[Stored data]
......

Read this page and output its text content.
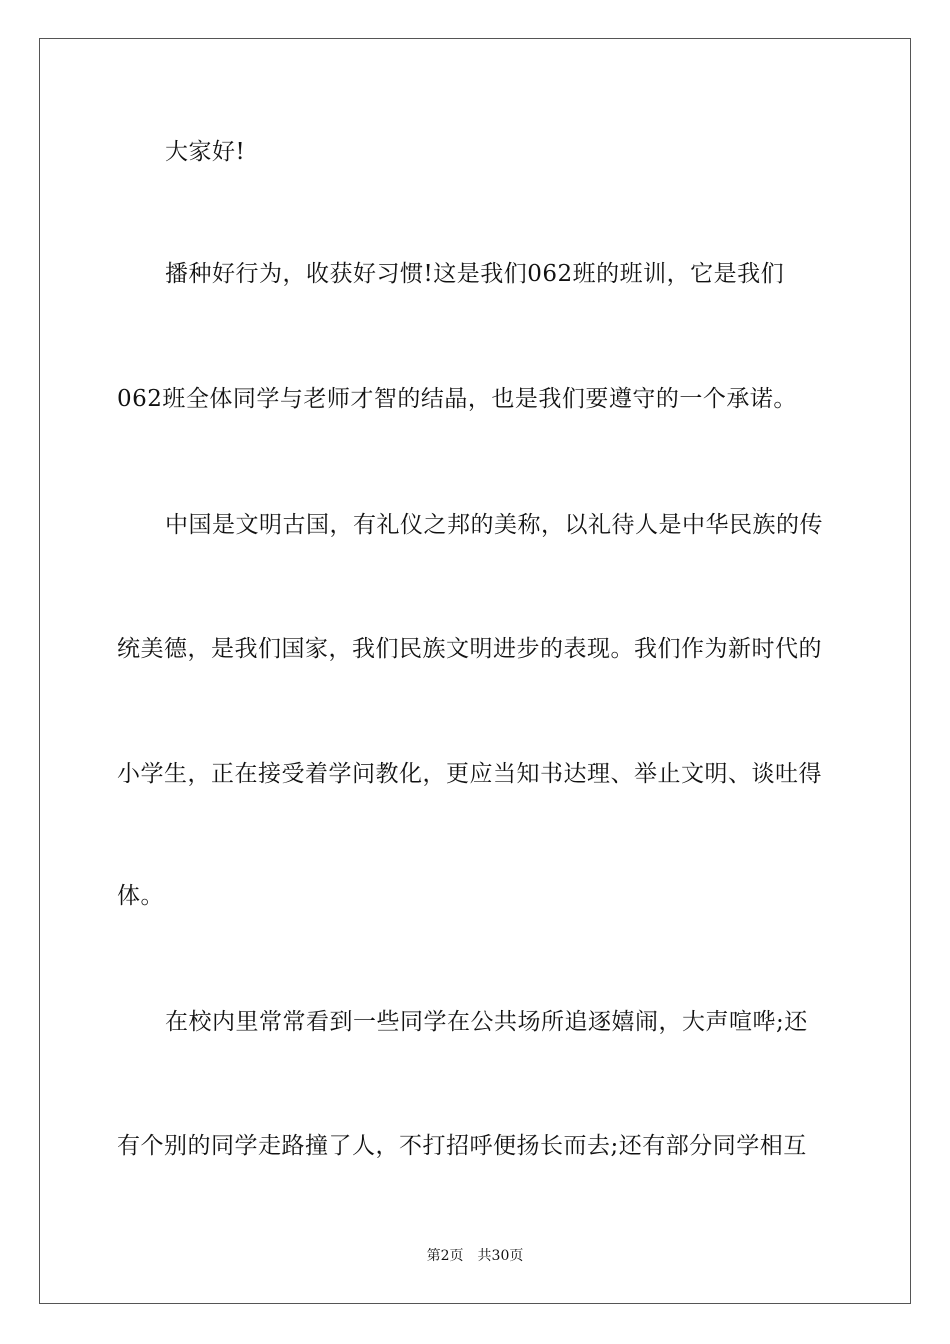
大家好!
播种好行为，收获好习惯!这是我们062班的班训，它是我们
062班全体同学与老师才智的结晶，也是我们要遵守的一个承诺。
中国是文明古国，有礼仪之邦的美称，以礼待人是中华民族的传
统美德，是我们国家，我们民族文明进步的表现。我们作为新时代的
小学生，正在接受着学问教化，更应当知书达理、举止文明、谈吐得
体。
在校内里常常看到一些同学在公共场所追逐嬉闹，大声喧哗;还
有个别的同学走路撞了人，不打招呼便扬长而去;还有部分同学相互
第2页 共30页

......

* INSTRUCTIONS TO FOLLOW *
Omit every picture while copying the listing above exactly.

* SOLUTION FOR THIS TASK *
Read this page and output its text content.
大家好!
播种好行为，收获好习惯!这是我们062班的班训，它是我们
062班全体同学与老师才智的结晶，也是我们要遵守的一个承诺。
中国是文明古国，有礼仪之邦的美称，以礼待人是中华民族的传
统美德，是我们国家，我们民族文明进步的表现。我们作为新时代的
小学生，正在接受着学问教化，更应当知书达理、举止文明、谈吐得
体。
在校内里常常看到一些同学在公共场所追逐嬉闹，大声喧哗;还
有个别的同学走路撞了人，不打招呼便扬长而去;还有部分同学相互
第2页 共30页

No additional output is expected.